- [What to work on] Each line of the data that includes the string "square" is to be copied out.

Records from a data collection
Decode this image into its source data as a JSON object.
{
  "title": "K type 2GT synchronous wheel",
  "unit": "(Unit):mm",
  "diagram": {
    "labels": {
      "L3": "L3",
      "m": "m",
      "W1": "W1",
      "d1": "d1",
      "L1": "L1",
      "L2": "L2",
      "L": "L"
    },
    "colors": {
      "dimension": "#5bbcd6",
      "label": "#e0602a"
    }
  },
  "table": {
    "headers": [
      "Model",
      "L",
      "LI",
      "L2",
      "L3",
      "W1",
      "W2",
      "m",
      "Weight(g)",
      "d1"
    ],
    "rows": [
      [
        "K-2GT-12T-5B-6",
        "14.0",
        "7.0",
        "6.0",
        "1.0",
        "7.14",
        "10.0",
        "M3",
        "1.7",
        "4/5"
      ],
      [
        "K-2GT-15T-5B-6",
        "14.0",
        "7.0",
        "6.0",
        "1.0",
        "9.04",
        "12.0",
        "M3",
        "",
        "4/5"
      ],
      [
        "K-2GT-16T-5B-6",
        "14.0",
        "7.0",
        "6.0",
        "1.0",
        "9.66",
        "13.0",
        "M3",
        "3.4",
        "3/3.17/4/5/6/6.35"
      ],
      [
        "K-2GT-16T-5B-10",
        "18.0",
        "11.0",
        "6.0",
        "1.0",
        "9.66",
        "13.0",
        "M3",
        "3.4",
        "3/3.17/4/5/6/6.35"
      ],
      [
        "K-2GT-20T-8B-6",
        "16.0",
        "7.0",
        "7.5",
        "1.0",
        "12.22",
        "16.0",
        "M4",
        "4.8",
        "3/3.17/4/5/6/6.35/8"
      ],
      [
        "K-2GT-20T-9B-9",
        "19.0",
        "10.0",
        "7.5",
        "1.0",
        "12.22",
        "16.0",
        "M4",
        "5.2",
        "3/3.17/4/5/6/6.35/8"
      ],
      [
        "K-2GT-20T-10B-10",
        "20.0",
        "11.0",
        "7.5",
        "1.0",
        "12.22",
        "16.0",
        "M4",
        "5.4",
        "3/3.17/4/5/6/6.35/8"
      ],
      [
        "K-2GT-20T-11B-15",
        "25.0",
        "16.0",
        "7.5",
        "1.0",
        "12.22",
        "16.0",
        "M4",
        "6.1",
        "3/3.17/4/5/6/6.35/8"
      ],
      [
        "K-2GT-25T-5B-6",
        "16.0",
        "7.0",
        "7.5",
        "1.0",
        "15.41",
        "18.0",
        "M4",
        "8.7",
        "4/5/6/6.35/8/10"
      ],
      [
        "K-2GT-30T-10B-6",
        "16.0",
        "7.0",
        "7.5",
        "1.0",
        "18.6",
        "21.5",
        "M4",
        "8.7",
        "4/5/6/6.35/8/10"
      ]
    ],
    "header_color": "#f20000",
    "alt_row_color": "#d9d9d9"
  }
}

==

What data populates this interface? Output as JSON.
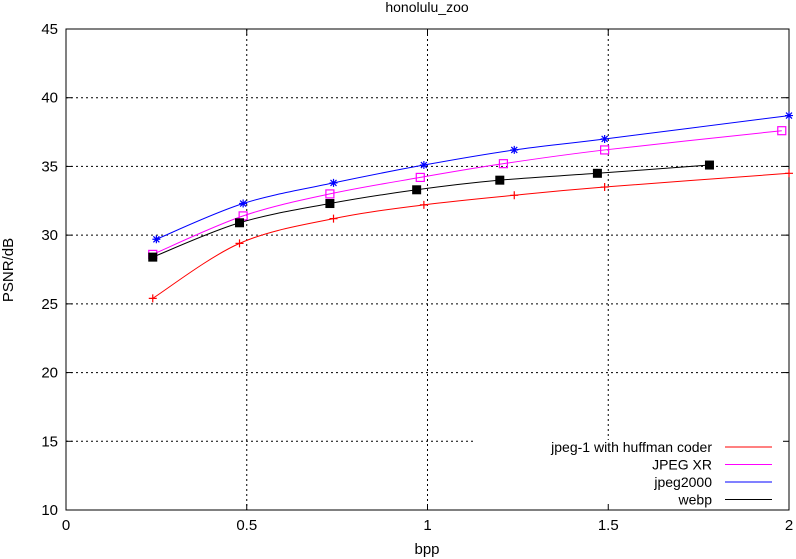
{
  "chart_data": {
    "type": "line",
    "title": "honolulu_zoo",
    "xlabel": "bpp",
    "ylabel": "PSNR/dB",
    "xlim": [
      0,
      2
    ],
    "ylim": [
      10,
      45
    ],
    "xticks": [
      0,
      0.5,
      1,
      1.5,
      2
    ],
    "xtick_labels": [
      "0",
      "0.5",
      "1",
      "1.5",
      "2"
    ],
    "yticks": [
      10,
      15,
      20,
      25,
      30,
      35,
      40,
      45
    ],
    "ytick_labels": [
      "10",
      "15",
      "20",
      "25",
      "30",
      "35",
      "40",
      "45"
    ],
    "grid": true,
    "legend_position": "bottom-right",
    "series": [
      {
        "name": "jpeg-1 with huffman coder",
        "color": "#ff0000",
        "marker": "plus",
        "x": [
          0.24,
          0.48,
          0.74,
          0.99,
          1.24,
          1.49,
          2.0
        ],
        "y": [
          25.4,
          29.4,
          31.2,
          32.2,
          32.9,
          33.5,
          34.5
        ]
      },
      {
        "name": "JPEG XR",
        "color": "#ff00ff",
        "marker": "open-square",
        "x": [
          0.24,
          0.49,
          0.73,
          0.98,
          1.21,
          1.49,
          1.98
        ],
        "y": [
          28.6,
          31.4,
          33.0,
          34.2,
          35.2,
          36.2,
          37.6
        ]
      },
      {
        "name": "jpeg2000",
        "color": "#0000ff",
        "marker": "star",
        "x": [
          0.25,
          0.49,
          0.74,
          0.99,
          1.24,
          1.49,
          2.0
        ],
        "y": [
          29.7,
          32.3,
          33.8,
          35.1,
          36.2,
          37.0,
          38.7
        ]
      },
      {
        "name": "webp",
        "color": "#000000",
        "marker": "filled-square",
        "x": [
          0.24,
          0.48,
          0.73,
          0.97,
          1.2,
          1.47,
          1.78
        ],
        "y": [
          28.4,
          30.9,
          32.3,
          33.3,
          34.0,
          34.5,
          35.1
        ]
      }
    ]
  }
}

- [Solution]
        "marker": "open-square",
        "marker": "filled-square",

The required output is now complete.